> **Written problem**:
The line containing "Enumerate this screenshot's" and every line after it, through the last, are to be extracted exactly; no other lines belong in the answer.

> **Available records**:
--- START ---
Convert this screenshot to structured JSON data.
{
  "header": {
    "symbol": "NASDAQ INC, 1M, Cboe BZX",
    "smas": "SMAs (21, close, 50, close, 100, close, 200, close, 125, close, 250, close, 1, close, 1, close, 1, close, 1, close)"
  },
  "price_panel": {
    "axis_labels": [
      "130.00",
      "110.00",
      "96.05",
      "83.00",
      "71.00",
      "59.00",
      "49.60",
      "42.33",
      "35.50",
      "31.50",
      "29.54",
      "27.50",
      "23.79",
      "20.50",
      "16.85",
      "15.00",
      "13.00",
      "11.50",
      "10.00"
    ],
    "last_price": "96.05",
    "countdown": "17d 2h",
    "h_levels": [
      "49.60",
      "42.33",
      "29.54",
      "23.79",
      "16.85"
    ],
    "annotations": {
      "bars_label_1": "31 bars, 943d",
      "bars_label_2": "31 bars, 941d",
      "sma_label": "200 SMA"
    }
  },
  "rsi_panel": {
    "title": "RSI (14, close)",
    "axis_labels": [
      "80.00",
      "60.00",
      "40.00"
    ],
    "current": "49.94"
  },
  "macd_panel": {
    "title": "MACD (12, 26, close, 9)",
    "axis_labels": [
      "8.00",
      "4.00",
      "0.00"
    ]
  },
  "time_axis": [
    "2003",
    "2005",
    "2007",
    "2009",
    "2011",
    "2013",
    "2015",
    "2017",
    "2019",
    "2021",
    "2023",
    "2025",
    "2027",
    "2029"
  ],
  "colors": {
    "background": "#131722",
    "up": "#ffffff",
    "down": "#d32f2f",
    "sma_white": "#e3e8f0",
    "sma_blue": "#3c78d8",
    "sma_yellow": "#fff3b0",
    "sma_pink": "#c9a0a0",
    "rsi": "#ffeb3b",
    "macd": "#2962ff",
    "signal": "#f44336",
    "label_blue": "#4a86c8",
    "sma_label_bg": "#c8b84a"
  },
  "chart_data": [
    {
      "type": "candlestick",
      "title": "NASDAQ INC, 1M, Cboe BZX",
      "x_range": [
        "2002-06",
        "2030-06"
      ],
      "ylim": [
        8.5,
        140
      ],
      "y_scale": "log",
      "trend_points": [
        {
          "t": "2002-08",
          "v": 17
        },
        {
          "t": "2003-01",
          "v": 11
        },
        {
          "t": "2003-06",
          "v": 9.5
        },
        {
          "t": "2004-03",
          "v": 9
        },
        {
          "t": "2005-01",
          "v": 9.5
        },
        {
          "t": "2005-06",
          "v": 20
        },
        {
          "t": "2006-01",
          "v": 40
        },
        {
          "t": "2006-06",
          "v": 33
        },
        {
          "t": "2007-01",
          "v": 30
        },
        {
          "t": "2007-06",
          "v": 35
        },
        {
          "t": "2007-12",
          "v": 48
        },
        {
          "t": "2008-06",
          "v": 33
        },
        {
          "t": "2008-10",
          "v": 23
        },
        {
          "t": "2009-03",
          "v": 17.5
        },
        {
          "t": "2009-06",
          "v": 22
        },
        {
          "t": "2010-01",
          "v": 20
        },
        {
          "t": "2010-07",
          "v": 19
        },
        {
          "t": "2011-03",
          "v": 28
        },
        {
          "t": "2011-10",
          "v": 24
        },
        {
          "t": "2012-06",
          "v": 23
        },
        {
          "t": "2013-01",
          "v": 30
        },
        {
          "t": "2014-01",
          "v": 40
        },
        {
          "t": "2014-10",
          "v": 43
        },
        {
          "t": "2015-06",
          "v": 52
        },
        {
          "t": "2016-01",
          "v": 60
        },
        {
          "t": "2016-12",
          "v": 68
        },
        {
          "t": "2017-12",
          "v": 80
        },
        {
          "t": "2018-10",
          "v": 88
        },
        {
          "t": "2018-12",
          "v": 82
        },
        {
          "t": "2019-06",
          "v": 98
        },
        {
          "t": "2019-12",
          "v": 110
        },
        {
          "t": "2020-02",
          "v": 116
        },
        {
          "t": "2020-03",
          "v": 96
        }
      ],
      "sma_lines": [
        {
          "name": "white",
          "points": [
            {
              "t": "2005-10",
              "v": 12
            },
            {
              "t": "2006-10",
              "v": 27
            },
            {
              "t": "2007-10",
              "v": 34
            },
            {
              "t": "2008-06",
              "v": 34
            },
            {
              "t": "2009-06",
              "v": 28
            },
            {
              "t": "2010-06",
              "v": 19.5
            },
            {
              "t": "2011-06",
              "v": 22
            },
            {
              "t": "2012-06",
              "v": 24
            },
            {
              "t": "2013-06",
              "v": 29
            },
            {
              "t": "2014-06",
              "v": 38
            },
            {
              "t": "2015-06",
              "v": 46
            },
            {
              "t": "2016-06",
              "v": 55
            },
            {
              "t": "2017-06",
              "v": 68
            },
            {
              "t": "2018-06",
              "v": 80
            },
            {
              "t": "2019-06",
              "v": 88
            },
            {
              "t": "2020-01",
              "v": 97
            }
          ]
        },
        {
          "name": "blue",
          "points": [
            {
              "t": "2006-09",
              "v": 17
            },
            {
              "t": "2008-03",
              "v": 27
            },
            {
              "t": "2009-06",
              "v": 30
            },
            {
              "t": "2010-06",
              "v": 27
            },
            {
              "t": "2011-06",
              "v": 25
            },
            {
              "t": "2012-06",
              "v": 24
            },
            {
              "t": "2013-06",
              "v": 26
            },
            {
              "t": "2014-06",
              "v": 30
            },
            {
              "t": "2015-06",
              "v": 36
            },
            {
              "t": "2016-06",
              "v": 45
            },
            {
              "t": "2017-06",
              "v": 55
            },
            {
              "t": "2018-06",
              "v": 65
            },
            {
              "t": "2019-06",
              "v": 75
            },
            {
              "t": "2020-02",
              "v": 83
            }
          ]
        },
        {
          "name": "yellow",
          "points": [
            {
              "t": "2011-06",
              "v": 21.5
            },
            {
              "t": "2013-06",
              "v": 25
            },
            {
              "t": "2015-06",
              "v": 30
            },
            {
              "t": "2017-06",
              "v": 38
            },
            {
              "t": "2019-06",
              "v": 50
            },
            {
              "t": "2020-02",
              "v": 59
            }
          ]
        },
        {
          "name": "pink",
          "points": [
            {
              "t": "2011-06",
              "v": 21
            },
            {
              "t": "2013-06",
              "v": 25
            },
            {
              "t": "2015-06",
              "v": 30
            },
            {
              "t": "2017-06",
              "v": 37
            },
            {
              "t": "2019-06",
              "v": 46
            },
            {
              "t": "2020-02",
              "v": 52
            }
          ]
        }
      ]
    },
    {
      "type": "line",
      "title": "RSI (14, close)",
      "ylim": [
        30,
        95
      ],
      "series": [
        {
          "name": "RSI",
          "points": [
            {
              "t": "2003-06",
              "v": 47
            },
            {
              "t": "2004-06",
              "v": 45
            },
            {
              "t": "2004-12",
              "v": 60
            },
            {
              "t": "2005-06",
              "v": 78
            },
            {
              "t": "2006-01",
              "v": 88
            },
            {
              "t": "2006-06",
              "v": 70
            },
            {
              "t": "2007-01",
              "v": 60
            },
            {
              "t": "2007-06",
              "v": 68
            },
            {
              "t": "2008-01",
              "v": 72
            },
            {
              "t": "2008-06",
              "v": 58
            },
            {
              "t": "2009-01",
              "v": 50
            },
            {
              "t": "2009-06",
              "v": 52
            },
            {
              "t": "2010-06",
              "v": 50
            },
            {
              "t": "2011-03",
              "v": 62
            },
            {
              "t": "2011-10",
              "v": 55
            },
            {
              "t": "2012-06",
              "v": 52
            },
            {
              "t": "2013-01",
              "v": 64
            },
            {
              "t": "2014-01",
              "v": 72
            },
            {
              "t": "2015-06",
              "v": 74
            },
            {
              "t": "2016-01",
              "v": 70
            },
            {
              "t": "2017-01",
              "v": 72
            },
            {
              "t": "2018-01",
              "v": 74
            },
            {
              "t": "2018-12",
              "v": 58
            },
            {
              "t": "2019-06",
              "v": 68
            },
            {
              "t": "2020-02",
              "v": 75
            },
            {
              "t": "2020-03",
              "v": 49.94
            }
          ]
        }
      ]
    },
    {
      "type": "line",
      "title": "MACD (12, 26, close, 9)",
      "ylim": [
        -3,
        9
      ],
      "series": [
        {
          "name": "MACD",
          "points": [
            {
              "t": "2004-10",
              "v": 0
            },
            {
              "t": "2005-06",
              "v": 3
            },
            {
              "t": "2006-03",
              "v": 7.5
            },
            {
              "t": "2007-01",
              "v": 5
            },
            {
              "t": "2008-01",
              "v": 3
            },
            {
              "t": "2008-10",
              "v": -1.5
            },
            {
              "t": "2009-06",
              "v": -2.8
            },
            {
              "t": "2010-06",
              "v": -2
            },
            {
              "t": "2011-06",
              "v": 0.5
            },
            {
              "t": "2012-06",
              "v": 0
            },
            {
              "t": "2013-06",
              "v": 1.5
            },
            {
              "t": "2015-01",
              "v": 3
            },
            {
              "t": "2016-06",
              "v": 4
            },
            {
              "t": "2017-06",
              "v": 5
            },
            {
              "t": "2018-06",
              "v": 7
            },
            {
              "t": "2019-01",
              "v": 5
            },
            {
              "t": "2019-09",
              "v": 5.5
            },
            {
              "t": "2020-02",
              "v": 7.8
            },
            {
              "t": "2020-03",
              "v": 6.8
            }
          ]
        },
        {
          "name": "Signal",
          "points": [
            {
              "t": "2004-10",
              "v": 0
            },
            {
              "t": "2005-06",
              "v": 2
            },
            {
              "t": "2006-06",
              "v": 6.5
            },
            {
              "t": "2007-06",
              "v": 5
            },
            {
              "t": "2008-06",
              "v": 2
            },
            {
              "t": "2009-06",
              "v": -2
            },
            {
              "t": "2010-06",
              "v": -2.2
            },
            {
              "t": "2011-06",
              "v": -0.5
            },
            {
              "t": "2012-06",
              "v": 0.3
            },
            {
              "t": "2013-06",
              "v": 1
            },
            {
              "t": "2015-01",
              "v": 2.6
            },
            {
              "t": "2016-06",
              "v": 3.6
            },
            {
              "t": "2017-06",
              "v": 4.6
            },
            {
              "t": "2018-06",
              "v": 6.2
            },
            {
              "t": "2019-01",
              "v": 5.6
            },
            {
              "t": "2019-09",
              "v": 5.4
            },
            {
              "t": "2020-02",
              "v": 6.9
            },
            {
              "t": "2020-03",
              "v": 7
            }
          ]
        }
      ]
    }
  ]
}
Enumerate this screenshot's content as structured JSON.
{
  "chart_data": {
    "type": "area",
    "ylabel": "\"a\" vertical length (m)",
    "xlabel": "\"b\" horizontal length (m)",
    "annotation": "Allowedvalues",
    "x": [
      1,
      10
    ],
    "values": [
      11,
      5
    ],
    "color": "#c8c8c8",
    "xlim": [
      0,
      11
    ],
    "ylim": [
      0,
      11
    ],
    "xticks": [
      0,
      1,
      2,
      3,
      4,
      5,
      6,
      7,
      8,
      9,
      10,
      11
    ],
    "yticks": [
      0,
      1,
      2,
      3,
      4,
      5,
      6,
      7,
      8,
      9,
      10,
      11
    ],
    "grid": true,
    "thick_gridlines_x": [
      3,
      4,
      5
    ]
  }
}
--- END ---
> **Answer in full**:
Enumerate this screenshot's content as structured JSON.
{
  "chart_data": {
    "type": "area",
    "ylabel": "\"a\" vertical length (m)",
    "xlabel": "\"b\" horizontal length (m)",
    "annotation": "Allowedvalues",
    "x": [
      1,
      10
    ],
    "values": [
      11,
      5
    ],
    "color": "#c8c8c8",
    "xlim": [
      0,
      11
    ],
    "ylim": [
      0,
      11
    ],
    "xticks": [
      0,
      1,
      2,
      3,
      4,
      5,
      6,
      7,
      8,
      9,
      10,
      11
    ],
    "yticks": [
      0,
      1,
      2,
      3,
      4,
      5,
      6,
      7,
      8,
      9,
      10,
      11
    ],
    "grid": true,
    "thick_gridlines_x": [
      3,
      4,
      5
    ]
  }
}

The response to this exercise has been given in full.